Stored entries
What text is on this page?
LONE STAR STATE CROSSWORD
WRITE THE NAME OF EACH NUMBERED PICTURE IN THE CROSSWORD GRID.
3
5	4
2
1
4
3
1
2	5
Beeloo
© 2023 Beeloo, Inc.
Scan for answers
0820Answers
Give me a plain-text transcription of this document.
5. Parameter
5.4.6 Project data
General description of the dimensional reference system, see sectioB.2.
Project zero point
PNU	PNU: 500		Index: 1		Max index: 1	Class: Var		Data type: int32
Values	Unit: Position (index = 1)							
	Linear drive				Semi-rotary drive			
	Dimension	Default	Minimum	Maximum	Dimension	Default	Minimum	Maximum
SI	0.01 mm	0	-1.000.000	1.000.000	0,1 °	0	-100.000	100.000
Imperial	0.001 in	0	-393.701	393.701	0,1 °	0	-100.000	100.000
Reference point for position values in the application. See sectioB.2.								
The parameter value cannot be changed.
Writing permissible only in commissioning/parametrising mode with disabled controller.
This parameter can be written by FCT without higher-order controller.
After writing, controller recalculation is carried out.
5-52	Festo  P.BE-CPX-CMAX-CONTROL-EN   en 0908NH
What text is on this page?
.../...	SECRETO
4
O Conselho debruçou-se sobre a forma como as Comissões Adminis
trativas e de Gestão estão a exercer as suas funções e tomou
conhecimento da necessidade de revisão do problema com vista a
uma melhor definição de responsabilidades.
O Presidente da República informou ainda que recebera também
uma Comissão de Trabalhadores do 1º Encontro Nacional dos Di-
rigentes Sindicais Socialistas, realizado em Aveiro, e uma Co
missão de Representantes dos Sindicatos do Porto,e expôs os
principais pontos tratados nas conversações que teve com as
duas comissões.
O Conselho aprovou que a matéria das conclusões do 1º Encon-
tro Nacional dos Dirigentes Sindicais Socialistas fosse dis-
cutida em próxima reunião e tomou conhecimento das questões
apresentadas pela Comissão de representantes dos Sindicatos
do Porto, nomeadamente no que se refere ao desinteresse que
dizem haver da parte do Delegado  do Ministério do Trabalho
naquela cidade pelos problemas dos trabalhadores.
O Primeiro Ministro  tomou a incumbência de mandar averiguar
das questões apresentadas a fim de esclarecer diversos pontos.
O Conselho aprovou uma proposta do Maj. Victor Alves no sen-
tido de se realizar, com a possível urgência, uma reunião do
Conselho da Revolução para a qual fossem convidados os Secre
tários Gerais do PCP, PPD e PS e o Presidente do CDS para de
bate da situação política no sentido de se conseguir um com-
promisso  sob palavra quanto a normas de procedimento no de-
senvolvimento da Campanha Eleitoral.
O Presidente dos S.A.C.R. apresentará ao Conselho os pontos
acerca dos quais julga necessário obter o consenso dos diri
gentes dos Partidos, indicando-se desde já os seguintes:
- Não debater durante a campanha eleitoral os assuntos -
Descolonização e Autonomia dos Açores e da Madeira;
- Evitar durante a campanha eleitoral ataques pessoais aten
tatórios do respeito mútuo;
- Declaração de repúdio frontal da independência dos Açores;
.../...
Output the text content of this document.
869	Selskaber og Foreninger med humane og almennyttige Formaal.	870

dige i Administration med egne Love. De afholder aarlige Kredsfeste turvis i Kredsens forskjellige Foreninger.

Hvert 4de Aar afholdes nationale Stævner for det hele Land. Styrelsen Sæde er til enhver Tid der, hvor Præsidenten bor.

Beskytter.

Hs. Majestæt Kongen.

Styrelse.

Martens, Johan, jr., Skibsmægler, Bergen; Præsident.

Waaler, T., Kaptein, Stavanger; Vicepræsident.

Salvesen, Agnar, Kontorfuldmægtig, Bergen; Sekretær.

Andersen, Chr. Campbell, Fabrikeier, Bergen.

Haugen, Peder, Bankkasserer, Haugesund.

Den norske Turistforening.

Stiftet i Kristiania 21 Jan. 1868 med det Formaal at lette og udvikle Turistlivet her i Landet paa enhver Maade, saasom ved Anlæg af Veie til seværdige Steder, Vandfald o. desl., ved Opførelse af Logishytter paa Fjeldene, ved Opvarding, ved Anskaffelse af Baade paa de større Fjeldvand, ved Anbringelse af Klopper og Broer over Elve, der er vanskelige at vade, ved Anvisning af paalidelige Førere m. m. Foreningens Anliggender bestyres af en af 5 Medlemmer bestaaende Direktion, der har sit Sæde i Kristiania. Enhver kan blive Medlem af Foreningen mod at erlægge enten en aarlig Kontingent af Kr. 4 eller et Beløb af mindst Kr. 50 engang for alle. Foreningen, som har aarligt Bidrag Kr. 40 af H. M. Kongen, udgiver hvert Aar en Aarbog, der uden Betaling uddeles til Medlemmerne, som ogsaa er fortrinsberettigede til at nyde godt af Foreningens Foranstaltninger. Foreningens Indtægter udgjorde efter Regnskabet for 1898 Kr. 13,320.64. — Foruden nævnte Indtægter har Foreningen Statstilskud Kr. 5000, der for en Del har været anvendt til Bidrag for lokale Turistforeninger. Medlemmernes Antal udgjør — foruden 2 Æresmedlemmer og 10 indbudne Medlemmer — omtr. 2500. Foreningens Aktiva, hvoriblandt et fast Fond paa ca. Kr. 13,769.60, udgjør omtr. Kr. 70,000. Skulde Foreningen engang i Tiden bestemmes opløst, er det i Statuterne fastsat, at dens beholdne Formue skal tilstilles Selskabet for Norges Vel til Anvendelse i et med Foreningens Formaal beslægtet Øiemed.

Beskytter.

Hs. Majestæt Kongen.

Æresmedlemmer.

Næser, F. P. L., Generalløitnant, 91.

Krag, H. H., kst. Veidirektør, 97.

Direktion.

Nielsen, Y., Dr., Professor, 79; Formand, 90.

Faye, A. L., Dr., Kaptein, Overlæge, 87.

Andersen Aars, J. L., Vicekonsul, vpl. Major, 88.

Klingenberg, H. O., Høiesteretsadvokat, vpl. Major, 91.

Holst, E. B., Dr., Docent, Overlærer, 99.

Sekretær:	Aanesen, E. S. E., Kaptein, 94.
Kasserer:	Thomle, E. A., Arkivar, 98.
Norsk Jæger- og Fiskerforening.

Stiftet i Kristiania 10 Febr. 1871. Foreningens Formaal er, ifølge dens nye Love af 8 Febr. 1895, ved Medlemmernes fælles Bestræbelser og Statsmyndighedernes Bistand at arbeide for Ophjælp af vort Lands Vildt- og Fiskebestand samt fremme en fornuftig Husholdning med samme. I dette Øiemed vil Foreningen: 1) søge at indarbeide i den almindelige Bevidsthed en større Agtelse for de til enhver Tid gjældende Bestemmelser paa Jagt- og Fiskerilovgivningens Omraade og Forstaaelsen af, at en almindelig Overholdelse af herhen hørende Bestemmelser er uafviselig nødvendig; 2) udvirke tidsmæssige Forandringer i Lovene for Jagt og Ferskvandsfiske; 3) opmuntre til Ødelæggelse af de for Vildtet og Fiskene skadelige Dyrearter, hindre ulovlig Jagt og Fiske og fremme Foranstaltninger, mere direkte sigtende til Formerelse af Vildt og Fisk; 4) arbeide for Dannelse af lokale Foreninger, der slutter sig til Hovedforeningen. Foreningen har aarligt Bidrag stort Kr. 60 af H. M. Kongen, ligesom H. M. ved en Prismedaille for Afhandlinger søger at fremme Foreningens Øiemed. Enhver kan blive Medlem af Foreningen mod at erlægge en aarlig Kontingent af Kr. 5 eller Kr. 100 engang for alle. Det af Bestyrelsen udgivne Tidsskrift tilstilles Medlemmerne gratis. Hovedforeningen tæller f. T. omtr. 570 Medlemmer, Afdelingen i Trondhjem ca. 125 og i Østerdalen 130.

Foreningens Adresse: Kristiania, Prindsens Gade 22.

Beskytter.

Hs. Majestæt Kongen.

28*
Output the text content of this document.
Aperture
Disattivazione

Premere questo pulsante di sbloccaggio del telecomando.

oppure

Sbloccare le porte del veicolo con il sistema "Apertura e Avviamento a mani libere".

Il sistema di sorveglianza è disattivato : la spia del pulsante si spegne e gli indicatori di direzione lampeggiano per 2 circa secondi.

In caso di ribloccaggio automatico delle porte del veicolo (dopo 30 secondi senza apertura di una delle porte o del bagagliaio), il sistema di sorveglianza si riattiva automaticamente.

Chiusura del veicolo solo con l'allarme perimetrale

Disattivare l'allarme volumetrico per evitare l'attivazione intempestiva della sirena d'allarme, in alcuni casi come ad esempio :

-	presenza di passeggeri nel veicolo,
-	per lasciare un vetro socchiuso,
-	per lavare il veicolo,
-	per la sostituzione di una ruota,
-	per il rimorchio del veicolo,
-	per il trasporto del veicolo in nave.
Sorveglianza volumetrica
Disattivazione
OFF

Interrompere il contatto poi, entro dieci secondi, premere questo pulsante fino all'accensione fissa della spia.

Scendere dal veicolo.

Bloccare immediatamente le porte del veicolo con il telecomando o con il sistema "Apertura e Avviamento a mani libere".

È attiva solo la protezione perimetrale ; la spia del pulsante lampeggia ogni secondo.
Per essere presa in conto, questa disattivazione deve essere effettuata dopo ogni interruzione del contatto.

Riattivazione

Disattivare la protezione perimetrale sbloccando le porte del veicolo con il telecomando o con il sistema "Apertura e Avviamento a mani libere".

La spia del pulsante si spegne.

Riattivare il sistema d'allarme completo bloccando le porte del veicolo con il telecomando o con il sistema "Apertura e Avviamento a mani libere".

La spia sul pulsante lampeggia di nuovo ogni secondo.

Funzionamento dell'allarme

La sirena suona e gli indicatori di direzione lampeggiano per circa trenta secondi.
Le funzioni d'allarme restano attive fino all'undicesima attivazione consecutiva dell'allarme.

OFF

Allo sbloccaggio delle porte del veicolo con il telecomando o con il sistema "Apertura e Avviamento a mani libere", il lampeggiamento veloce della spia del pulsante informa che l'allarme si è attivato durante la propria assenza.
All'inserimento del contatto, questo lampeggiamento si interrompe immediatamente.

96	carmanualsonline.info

Set exercise —
Copy out every line in the entries above that holds "indicatori".

The answer —
Il sistema di sorveglianza è disattivato : la spia del pulsante si spegne e gli indicatori di direzione lampeggiano per 2 circa secondi.
La sirena suona e gli indicatori di direzione lampeggiano per circa trenta secondi.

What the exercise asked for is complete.